* **Task instructions**
Search the material below for the word "point". Copy every line that has it.

+-------+

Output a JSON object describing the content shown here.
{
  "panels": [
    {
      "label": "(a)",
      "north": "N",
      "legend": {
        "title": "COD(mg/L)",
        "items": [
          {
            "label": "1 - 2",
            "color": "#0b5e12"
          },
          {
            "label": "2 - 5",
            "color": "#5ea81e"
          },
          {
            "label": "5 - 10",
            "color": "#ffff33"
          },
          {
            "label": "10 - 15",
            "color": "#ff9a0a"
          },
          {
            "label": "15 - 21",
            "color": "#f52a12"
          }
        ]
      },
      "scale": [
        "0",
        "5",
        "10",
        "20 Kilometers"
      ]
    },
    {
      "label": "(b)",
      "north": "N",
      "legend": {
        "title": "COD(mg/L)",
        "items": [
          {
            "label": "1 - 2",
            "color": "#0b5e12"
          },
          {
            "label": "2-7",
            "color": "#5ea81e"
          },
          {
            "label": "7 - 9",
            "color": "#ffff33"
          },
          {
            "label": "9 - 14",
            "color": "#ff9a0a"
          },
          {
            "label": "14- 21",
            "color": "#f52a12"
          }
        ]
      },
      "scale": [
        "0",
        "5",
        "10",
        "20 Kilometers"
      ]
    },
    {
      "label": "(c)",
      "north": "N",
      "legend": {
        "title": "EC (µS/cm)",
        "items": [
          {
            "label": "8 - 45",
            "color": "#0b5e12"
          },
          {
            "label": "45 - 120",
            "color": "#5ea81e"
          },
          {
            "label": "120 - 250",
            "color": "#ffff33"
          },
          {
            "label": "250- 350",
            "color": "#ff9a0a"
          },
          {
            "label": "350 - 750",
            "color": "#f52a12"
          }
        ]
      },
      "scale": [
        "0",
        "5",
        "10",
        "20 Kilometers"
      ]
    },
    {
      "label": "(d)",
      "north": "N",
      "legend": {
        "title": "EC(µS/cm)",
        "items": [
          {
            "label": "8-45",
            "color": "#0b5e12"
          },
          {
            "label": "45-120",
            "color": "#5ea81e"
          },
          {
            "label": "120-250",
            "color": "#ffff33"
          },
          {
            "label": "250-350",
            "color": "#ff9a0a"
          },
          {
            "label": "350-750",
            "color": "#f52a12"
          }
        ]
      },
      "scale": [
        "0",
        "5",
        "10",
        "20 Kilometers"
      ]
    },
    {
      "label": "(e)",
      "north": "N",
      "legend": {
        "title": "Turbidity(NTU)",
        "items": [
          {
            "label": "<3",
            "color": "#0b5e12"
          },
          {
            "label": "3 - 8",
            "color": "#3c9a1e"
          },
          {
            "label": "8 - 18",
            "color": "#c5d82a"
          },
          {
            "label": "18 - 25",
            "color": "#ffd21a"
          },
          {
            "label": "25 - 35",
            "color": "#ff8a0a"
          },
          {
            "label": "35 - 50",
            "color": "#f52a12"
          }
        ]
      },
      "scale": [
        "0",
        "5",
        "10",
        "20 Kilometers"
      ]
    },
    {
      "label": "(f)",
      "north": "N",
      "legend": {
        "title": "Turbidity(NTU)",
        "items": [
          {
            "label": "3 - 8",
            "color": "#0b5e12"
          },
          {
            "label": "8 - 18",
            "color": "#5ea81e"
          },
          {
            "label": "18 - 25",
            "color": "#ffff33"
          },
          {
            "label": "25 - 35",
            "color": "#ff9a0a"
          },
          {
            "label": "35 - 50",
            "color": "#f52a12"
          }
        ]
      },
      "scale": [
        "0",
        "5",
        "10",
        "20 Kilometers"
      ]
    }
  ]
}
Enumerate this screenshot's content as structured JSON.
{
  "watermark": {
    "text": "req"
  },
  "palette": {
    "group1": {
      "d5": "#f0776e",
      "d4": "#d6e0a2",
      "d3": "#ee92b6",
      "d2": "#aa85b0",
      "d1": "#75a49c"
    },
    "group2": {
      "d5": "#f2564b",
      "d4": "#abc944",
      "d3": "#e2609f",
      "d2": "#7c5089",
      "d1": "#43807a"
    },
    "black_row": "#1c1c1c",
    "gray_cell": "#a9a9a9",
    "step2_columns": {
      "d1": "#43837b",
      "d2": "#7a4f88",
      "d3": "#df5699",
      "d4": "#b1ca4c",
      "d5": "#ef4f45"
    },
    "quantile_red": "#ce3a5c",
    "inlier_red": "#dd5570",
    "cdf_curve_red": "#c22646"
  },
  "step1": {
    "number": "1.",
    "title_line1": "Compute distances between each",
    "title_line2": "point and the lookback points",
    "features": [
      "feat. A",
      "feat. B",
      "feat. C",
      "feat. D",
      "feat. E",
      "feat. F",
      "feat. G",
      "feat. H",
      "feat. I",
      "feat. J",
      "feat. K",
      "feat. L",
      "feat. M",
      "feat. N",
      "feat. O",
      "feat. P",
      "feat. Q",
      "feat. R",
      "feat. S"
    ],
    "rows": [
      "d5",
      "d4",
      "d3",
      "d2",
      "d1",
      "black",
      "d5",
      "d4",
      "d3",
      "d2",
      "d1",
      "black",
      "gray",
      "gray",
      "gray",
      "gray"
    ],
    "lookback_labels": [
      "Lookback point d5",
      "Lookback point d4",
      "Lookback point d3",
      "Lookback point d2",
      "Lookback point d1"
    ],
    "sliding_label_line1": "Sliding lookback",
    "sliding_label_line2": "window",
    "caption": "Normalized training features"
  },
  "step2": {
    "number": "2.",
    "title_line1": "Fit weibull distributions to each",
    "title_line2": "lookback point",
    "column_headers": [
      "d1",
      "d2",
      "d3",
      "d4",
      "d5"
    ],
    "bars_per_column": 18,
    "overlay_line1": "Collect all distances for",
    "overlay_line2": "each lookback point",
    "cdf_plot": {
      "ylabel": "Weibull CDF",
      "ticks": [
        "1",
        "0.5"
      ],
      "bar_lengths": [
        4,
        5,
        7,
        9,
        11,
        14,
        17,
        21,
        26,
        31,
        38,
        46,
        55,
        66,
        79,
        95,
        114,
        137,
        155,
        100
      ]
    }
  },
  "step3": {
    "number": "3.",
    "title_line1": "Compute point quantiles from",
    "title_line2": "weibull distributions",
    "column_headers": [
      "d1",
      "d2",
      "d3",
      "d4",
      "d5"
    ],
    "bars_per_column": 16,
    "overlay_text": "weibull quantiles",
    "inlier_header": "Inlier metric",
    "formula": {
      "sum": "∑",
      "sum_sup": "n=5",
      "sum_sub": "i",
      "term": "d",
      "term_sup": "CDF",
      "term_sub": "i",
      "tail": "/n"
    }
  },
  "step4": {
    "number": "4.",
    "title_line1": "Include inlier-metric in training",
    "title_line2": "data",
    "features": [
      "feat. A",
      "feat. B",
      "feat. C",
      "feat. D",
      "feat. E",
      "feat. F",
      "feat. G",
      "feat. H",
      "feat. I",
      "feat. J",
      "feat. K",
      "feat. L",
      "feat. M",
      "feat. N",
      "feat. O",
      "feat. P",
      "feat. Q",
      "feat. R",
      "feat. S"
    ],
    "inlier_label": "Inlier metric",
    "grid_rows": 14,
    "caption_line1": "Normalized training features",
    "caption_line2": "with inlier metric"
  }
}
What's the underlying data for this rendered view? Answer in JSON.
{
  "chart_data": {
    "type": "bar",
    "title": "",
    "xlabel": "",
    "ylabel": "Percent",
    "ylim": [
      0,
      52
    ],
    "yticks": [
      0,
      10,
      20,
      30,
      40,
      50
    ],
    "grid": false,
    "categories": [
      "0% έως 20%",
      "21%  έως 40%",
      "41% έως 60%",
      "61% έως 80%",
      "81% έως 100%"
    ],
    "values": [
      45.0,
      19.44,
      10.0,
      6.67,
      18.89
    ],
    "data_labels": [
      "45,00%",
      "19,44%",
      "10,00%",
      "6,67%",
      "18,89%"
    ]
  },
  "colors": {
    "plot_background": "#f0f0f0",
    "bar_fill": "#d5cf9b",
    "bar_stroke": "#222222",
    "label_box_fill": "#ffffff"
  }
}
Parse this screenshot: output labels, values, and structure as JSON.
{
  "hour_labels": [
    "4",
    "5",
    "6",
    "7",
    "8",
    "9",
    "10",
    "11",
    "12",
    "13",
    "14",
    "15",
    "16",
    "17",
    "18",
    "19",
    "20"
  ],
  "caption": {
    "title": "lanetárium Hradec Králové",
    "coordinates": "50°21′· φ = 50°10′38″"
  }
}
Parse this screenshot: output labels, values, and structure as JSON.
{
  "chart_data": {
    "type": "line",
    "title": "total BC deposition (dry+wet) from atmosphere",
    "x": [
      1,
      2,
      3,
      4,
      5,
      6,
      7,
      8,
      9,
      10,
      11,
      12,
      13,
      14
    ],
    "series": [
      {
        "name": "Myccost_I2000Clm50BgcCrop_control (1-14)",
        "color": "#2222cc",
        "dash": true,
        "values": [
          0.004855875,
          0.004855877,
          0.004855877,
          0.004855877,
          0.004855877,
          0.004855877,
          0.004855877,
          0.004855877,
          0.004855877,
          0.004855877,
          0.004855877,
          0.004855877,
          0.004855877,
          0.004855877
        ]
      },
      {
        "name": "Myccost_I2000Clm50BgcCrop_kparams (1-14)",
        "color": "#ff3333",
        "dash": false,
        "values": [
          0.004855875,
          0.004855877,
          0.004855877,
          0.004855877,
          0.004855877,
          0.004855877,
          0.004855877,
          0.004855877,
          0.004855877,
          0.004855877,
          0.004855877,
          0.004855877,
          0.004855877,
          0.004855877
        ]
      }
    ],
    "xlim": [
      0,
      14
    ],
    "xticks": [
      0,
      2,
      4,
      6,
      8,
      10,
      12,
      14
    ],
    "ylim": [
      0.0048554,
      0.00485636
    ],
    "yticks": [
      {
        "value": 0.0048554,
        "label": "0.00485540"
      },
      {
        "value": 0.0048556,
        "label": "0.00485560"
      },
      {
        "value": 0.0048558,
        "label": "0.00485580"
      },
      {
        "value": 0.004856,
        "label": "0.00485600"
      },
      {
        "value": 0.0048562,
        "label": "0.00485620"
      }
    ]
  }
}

+-------+

* **Result below**
    "title_line2": "point and the lookback points",
      "Lookback point d5",
      "Lookback point d4",
      "Lookback point d3",
      "Lookback point d2",
      "Lookback point d1"
    "title_line2": "lookback point",
    "overlay_line2": "each lookback point",
    "title_line1": "Compute point quantiles from",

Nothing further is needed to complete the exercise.